Collected data:
========

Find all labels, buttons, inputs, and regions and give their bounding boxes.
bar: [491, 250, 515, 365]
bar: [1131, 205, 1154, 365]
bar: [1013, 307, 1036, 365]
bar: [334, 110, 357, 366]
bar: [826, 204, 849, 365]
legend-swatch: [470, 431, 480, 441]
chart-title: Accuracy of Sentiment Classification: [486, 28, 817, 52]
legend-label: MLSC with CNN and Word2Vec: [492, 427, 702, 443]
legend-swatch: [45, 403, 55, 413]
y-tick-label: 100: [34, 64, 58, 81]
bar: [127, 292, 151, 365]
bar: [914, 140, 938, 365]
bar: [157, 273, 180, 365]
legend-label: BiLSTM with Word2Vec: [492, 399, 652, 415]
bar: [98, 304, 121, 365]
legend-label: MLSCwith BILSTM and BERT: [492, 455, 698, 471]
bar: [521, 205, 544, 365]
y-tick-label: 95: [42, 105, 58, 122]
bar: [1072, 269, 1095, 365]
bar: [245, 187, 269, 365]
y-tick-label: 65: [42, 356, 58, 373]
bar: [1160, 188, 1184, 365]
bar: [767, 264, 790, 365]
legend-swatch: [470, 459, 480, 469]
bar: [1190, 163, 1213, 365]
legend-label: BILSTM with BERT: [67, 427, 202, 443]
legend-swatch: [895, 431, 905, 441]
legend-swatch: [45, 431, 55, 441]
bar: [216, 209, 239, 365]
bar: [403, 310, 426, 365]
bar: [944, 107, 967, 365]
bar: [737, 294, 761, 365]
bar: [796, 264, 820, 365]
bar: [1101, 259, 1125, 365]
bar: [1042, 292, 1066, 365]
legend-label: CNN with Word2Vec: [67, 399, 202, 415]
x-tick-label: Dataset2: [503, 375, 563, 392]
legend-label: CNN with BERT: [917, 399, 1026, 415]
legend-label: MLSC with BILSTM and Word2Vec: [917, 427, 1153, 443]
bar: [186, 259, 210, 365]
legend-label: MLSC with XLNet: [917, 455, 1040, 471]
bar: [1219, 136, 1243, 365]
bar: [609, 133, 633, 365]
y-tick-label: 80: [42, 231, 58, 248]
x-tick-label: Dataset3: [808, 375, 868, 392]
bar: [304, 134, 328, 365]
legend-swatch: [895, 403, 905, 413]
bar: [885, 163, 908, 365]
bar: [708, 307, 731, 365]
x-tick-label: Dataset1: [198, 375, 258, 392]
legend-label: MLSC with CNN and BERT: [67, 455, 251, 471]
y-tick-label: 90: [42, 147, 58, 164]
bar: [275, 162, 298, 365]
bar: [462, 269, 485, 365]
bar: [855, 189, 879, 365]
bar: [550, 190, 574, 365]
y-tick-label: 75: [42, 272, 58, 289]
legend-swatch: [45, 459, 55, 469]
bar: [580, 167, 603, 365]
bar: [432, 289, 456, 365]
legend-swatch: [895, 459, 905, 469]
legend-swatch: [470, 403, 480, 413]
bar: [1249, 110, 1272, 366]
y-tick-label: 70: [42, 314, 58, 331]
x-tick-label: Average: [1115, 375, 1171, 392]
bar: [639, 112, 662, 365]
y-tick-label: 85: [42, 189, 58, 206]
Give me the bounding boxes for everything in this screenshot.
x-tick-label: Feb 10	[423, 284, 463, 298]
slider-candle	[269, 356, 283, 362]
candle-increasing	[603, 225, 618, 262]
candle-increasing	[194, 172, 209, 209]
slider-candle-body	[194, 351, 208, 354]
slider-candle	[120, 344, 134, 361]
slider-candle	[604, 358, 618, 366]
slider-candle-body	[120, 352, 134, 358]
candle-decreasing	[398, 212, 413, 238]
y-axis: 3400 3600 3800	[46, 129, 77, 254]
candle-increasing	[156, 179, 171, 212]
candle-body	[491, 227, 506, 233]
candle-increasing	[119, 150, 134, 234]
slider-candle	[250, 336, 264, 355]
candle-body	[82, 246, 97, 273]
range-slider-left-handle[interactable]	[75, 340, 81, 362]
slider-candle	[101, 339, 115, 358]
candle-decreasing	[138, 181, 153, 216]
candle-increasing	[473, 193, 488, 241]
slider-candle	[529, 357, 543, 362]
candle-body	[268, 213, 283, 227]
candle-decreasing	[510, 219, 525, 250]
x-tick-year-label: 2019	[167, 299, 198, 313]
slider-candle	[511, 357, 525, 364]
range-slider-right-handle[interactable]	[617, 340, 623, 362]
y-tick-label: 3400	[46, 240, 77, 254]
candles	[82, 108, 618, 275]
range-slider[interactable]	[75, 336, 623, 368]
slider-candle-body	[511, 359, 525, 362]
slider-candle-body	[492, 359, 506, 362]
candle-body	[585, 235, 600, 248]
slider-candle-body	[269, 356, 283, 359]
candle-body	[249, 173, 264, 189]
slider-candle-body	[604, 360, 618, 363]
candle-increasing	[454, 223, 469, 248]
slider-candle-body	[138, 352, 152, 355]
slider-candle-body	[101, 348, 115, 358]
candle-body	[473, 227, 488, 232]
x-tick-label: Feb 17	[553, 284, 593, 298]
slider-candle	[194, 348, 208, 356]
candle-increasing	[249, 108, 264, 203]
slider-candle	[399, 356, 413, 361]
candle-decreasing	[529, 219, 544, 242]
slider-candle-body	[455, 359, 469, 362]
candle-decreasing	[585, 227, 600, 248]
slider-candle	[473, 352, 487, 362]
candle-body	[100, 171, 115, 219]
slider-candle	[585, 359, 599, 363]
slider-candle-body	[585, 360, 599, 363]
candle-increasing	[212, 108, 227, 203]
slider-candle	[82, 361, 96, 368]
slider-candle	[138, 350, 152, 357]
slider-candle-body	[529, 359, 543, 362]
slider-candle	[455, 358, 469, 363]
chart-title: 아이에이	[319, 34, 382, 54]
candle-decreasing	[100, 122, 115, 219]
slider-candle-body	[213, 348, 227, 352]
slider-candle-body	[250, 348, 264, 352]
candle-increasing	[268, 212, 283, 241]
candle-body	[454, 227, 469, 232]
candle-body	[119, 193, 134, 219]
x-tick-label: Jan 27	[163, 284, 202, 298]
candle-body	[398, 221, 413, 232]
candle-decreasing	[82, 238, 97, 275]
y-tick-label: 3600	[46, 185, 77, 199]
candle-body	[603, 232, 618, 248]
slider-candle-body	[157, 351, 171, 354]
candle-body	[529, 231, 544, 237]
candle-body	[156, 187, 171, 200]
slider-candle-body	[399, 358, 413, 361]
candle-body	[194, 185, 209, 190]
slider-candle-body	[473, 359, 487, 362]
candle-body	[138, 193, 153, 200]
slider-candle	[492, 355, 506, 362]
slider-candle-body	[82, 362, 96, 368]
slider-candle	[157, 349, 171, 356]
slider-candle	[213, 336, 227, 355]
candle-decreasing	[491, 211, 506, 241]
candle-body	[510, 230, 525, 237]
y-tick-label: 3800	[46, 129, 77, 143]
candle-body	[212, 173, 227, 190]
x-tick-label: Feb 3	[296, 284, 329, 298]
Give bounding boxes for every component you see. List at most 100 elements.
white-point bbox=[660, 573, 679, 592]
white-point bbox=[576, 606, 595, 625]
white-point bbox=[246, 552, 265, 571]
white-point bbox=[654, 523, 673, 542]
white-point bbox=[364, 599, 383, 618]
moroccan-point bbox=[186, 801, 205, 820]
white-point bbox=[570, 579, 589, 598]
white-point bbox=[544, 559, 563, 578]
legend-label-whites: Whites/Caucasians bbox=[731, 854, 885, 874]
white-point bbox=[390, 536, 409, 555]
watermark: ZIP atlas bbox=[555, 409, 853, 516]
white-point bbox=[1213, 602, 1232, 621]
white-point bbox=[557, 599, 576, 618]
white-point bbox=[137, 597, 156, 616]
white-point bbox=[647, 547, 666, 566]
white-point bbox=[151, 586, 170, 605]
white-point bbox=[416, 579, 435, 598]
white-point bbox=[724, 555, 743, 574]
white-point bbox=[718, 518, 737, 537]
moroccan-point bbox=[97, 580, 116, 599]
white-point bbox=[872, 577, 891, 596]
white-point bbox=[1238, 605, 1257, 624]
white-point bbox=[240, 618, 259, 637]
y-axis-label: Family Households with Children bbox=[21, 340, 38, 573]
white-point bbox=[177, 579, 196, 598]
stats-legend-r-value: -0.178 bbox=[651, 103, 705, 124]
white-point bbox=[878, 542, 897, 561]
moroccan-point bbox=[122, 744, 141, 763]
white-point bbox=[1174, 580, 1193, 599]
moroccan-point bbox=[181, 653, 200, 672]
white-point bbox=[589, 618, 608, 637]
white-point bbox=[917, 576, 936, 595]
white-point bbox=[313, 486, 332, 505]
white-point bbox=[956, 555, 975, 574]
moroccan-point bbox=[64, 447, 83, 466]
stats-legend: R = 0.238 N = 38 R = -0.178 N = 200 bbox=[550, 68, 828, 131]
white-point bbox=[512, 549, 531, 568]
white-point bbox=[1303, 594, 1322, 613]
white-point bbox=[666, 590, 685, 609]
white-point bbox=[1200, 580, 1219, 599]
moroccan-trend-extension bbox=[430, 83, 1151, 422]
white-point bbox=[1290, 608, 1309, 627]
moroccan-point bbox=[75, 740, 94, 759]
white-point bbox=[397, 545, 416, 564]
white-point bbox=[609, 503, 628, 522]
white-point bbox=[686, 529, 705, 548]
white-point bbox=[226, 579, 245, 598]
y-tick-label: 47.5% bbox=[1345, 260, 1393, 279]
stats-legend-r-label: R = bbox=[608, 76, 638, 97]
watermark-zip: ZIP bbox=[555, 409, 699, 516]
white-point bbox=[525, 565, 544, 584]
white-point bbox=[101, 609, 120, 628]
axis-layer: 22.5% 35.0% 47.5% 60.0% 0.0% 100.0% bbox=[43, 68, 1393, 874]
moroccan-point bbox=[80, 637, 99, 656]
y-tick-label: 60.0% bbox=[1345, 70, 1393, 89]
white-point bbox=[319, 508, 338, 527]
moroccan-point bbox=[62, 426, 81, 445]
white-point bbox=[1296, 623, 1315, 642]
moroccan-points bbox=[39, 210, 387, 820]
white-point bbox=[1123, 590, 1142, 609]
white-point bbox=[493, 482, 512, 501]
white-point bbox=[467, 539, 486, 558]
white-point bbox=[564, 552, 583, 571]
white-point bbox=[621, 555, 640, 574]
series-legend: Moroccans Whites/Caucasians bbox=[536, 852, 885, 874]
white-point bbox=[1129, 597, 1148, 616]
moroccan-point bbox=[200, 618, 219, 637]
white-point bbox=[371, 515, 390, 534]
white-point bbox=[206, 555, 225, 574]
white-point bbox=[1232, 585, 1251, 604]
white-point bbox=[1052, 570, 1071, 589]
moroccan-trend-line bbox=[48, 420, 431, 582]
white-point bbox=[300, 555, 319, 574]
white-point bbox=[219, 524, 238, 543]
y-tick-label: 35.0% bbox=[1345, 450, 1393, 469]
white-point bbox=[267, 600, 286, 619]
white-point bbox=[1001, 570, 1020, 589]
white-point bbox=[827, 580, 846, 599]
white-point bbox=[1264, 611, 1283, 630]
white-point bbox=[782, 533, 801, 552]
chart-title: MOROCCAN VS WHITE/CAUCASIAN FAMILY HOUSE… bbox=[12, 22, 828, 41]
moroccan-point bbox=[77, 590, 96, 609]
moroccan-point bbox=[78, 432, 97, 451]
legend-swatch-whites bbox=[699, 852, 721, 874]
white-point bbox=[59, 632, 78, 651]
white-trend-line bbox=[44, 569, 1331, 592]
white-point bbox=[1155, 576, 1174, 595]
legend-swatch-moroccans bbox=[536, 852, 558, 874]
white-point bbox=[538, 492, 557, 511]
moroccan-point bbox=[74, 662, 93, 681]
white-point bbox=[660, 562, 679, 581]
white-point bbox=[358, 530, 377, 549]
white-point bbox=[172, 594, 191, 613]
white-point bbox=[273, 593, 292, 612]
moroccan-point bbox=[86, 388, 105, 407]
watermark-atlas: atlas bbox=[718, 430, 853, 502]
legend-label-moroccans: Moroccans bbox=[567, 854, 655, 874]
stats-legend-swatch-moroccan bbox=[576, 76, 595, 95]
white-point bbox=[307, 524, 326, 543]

========

* Aim of the exercise:
Write out the items again from the first one down to the one containing "bar: [304, 134, 328, 365]", swapping "legend-label" for "legend-text" and keeping everything else unchanged.

* Response to this exercise:
Find all labels, buttons, inputs, and regions and give their bounding boxes.
bar: [491, 250, 515, 365]
bar: [1131, 205, 1154, 365]
bar: [1013, 307, 1036, 365]
bar: [334, 110, 357, 366]
bar: [826, 204, 849, 365]
legend-swatch: [470, 431, 480, 441]
chart-title: Accuracy of Sentiment Classification: [486, 28, 817, 52]
legend-text: MLSC with CNN and Word2Vec: [492, 427, 702, 443]
legend-swatch: [45, 403, 55, 413]
y-tick-label: 100: [34, 64, 58, 81]
bar: [127, 292, 151, 365]
bar: [914, 140, 938, 365]
bar: [157, 273, 180, 365]
legend-text: BiLSTM with Word2Vec: [492, 399, 652, 415]
bar: [98, 304, 121, 365]
legend-text: MLSCwith BILSTM and BERT: [492, 455, 698, 471]
bar: [521, 205, 544, 365]
y-tick-label: 95: [42, 105, 58, 122]
bar: [1072, 269, 1095, 365]
bar: [245, 187, 269, 365]
y-tick-label: 65: [42, 356, 58, 373]
bar: [1160, 188, 1184, 365]
bar: [767, 264, 790, 365]
legend-swatch: [470, 459, 480, 469]
bar: [1190, 163, 1213, 365]
legend-text: BILSTM with BERT: [67, 427, 202, 443]
legend-swatch: [895, 431, 905, 441]
legend-swatch: [45, 431, 55, 441]
bar: [216, 209, 239, 365]
bar: [403, 310, 426, 365]
bar: [944, 107, 967, 365]
bar: [737, 294, 761, 365]
bar: [796, 264, 820, 365]
bar: [1101, 259, 1125, 365]
bar: [1042, 292, 1066, 365]
legend-text: CNN with Word2Vec: [67, 399, 202, 415]
x-tick-label: Dataset2: [503, 375, 563, 392]
legend-text: CNN with BERT: [917, 399, 1026, 415]
legend-text: MLSC with BILSTM and Word2Vec: [917, 427, 1153, 443]
bar: [186, 259, 210, 365]
legend-text: MLSC with XLNet: [917, 455, 1040, 471]
bar: [1219, 136, 1243, 365]
bar: [609, 133, 633, 365]
y-tick-label: 80: [42, 231, 58, 248]
x-tick-label: Dataset3: [808, 375, 868, 392]
bar: [304, 134, 328, 365]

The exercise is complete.